(Dataset records)
____

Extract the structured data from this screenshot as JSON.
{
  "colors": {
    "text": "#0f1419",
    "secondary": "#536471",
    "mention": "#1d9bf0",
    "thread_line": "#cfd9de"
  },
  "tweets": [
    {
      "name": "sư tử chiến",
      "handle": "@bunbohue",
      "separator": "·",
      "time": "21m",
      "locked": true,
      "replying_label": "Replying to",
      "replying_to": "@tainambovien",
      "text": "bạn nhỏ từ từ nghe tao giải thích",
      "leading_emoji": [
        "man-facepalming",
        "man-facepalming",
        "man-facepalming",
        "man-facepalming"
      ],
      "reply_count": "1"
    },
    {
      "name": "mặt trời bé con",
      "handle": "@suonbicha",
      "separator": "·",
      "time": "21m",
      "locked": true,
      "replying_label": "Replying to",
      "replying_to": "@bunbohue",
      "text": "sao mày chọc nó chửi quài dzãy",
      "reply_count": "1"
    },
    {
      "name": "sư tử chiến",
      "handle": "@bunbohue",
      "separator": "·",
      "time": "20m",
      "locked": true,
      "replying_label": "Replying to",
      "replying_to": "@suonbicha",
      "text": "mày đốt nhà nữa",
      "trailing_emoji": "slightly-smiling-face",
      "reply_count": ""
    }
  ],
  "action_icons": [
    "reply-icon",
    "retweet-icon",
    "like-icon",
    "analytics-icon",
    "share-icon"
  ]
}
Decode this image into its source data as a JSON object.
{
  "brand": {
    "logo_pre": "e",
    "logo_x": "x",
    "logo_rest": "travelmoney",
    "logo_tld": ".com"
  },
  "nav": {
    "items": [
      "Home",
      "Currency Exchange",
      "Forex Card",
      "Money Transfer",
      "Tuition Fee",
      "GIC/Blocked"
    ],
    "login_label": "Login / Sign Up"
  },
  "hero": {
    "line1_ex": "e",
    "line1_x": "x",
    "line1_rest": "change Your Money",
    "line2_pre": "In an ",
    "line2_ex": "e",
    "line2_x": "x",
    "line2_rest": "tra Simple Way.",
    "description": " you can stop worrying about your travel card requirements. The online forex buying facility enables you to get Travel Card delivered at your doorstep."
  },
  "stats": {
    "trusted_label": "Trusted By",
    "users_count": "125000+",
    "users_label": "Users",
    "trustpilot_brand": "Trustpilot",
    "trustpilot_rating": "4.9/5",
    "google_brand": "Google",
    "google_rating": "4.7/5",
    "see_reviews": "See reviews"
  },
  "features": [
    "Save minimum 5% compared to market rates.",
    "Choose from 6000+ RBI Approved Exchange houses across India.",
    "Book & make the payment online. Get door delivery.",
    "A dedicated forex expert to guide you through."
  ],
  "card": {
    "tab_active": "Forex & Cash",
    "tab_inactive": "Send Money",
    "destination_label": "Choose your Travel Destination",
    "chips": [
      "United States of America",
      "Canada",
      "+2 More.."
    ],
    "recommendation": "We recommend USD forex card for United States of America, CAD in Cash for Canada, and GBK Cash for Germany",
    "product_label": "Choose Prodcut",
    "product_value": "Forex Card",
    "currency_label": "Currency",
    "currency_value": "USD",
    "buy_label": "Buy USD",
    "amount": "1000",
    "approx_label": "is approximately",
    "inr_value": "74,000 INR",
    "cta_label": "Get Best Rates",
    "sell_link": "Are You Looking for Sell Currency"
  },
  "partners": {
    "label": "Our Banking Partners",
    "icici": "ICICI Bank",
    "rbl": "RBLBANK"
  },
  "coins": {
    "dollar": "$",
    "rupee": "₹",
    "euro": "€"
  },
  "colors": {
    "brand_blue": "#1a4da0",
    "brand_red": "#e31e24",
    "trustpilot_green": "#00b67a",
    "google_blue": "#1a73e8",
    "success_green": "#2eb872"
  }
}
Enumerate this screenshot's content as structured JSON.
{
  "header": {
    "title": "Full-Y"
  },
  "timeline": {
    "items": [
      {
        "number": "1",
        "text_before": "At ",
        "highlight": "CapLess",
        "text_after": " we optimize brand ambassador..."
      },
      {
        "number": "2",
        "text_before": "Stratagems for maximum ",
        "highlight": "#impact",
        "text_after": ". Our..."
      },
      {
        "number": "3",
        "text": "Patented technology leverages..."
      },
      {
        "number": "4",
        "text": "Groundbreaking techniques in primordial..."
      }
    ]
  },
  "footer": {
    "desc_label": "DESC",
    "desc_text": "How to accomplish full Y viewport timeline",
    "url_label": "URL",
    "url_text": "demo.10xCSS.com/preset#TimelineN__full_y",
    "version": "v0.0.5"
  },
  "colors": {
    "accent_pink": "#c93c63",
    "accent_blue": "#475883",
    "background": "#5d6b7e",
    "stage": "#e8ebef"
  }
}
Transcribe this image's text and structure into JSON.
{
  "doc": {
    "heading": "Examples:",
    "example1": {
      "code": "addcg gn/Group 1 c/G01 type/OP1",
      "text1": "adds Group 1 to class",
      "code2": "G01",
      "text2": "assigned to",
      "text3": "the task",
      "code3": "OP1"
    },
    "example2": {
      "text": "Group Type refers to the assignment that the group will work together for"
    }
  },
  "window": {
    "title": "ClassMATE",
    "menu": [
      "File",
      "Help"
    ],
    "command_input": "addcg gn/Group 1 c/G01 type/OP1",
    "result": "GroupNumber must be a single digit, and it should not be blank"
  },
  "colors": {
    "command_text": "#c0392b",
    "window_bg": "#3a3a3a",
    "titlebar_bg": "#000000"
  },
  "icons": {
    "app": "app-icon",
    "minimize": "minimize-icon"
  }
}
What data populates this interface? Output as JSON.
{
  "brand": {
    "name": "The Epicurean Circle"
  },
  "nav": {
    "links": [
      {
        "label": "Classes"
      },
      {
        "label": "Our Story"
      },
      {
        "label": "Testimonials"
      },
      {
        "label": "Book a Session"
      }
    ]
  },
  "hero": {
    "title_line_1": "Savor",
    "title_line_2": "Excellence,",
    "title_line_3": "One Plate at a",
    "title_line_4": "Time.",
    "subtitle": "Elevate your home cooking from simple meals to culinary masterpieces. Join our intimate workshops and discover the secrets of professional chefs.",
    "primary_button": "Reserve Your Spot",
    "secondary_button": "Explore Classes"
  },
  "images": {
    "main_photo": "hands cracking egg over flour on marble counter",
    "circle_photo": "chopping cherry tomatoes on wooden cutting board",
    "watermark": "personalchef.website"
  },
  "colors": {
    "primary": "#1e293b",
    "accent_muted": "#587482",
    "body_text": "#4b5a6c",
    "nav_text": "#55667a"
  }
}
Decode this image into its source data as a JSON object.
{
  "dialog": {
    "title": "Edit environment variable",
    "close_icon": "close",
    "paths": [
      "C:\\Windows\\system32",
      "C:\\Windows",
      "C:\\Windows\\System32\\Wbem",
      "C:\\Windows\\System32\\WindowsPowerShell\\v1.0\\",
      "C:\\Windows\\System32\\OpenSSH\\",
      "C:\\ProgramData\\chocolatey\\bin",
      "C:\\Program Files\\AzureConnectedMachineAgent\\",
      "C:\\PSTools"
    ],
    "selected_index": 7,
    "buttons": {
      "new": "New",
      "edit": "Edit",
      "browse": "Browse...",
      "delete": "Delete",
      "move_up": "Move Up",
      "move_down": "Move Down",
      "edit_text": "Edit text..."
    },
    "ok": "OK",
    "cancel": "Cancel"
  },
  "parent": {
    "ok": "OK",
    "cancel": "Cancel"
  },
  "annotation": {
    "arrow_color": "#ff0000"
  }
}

____

■ **What the exercise asks**
Exactly reproduce every record.

■ **Reply**
Extract the structured data from this screenshot as JSON.
{
  "colors": {
    "text": "#0f1419",
    "secondary": "#536471",
    "mention": "#1d9bf0",
    "thread_line": "#cfd9de"
  },
  "tweets": [
    {
      "name": "sư tử chiến",
      "handle": "@bunbohue",
      "separator": "·",
      "time": "21m",
      "locked": true,
      "replying_label": "Replying to",
      "replying_to": "@tainambovien",
      "text": "bạn nhỏ từ từ nghe tao giải thích",
      "leading_emoji": [
        "man-facepalming",
        "man-facepalming",
        "man-facepalming",
        "man-facepalming"
      ],
      "reply_count": "1"
    },
    {
      "name": "mặt trời bé con",
      "handle": "@suonbicha",
      "separator": "·",
      "time": "21m",
      "locked": true,
      "replying_label": "Replying to",
      "replying_to": "@bunbohue",
      "text": "sao mày chọc nó chửi quài dzãy",
      "reply_count": "1"
    },
    {
      "name": "sư tử chiến",
      "handle": "@bunbohue",
      "separator": "·",
      "time": "20m",
      "locked": true,
      "replying_label": "Replying to",
      "replying_to": "@suonbicha",
      "text": "mày đốt nhà nữa",
      "trailing_emoji": "slightly-smiling-face",
      "reply_count": ""
    }
  ],
  "action_icons": [
    "reply-icon",
    "retweet-icon",
    "like-icon",
    "analytics-icon",
    "share-icon"
  ]
}
Decode this image into its source data as a JSON object.
{
  "brand": {
    "logo_pre": "e",
    "logo_x": "x",
    "logo_rest": "travelmoney",
    "logo_tld": ".com"
  },
  "nav": {
    "items": [
      "Home",
      "Currency Exchange",
      "Forex Card",
      "Money Transfer",
      "Tuition Fee",
      "GIC/Blocked"
    ],
    "login_label": "Login / Sign Up"
  },
  "hero": {
    "line1_ex": "e",
    "line1_x": "x",
    "line1_rest": "change Your Money",
    "line2_pre": "In an ",
    "line2_ex": "e",
    "line2_x": "x",
    "line2_rest": "tra Simple Way.",
    "description": " you can stop worrying about your travel card requirements. The online forex buying facility enables you to get Travel Card delivered at your doorstep."
  },
  "stats": {
    "trusted_label": "Trusted By",
    "users_count": "125000+",
    "users_label": "Users",
    "trustpilot_brand": "Trustpilot",
    "trustpilot_rating": "4.9/5",
    "google_brand": "Google",
    "google_rating": "4.7/5",
    "see_reviews": "See reviews"
  },
  "features": [
    "Save minimum 5% compared to market rates.",
    "Choose from 6000+ RBI Approved Exchange houses across India.",
    "Book & make the payment online. Get door delivery.",
    "A dedicated forex expert to guide you through."
  ],
  "card": {
    "tab_active": "Forex & Cash",
    "tab_inactive": "Send Money",
    "destination_label": "Choose your Travel Destination",
    "chips": [
      "United States of America",
      "Canada",
      "+2 More.."
    ],
    "recommendation": "We recommend USD forex card for United States of America, CAD in Cash for Canada, and GBK Cash for Germany",
    "product_label": "Choose Prodcut",
    "product_value": "Forex Card",
    "currency_label": "Currency",
    "currency_value": "USD",
    "buy_label": "Buy USD",
    "amount": "1000",
    "approx_label": "is approximately",
    "inr_value": "74,000 INR",
    "cta_label": "Get Best Rates",
    "sell_link": "Are You Looking for Sell Currency"
  },
  "partners": {
    "label": "Our Banking Partners",
    "icici": "ICICI Bank",
    "rbl": "RBLBANK"
  },
  "coins": {
    "dollar": "$",
    "rupee": "₹",
    "euro": "€"
  },
  "colors": {
    "brand_blue": "#1a4da0",
    "brand_red": "#e31e24",
    "trustpilot_green": "#00b67a",
    "google_blue": "#1a73e8",
    "success_green": "#2eb872"
  }
}
Enumerate this screenshot's content as structured JSON.
{
  "header": {
    "title": "Full-Y"
  },
  "timeline": {
    "items": [
      {
        "number": "1",
        "text_before": "At ",
        "highlight": "CapLess",
        "text_after": " we optimize brand ambassador..."
      },
      {
        "number": "2",
        "text_before": "Stratagems for maximum ",
        "highlight": "#impact",
        "text_after": ". Our..."
      },
      {
        "number": "3",
        "text": "Patented technology leverages..."
      },
      {
        "number": "4",
        "text": "Groundbreaking techniques in primordial..."
      }
    ]
  },
  "footer": {
    "desc_label": "DESC",
    "desc_text": "How to accomplish full Y viewport timeline",
    "url_label": "URL",
    "url_text": "demo.10xCSS.com/preset#TimelineN__full_y",
    "version": "v0.0.5"
  },
  "colors": {
    "accent_pink": "#c93c63",
    "accent_blue": "#475883",
    "background": "#5d6b7e",
    "stage": "#e8ebef"
  }
}
Transcribe this image's text and structure into JSON.
{
  "doc": {
    "heading": "Examples:",
    "example1": {
      "code": "addcg gn/Group 1 c/G01 type/OP1",
      "text1": "adds Group 1 to class",
      "code2": "G01",
      "text2": "assigned to",
      "text3": "the task",
      "code3": "OP1"
    },
    "example2": {
      "text": "Group Type refers to the assignment that the group will work together for"
    }
  },
  "window": {
    "title": "ClassMATE",
    "menu": [
      "File",
      "Help"
    ],
    "command_input": "addcg gn/Group 1 c/G01 type/OP1",
    "result": "GroupNumber must be a single digit, and it should not be blank"
  },
  "colors": {
    "command_text": "#c0392b",
    "window_bg": "#3a3a3a",
    "titlebar_bg": "#000000"
  },
  "icons": {
    "app": "app-icon",
    "minimize": "minimize-icon"
  }
}
What data populates this interface? Output as JSON.
{
  "brand": {
    "name": "The Epicurean Circle"
  },
  "nav": {
    "links": [
      {
        "label": "Classes"
      },
      {
        "label": "Our Story"
      },
      {
        "label": "Testimonials"
      },
      {
        "label": "Book a Session"
      }
    ]
  },
  "hero": {
    "title_line_1": "Savor",
    "title_line_2": "Excellence,",
    "title_line_3": "One Plate at a",
    "title_line_4": "Time.",
    "subtitle": "Elevate your home cooking from simple meals to culinary masterpieces. Join our intimate workshops and discover the secrets of professional chefs.",
    "primary_button": "Reserve Your Spot",
    "secondary_button": "Explore Classes"
  },
  "images": {
    "main_photo": "hands cracking egg over flour on marble counter",
    "circle_photo": "chopping cherry tomatoes on wooden cutting board",
    "watermark": "personalchef.website"
  },
  "colors": {
    "primary": "#1e293b",
    "accent_muted": "#587482",
    "body_text": "#4b5a6c",
    "nav_text": "#55667a"
  }
}
Decode this image into its source data as a JSON object.
{
  "dialog": {
    "title": "Edit environment variable",
    "close_icon": "close",
    "paths": [
      "C:\\Windows\\system32",
      "C:\\Windows",
      "C:\\Windows\\System32\\Wbem",
      "C:\\Windows\\System32\\WindowsPowerShell\\v1.0\\",
      "C:\\Windows\\System32\\OpenSSH\\",
      "C:\\ProgramData\\chocolatey\\bin",
      "C:\\Program Files\\AzureConnectedMachineAgent\\",
      "C:\\PSTools"
    ],
    "selected_index": 7,
    "buttons": {
      "new": "New",
      "edit": "Edit",
      "browse": "Browse...",
      "delete": "Delete",
      "move_up": "Move Up",
      "move_down": "Move Down",
      "edit_text": "Edit text..."
    },
    "ok": "OK",
    "cancel": "Cancel"
  },
  "parent": {
    "ok": "OK",
    "cancel": "Cancel"
  },
  "annotation": {
    "arrow_color": "#ff0000"
  }
}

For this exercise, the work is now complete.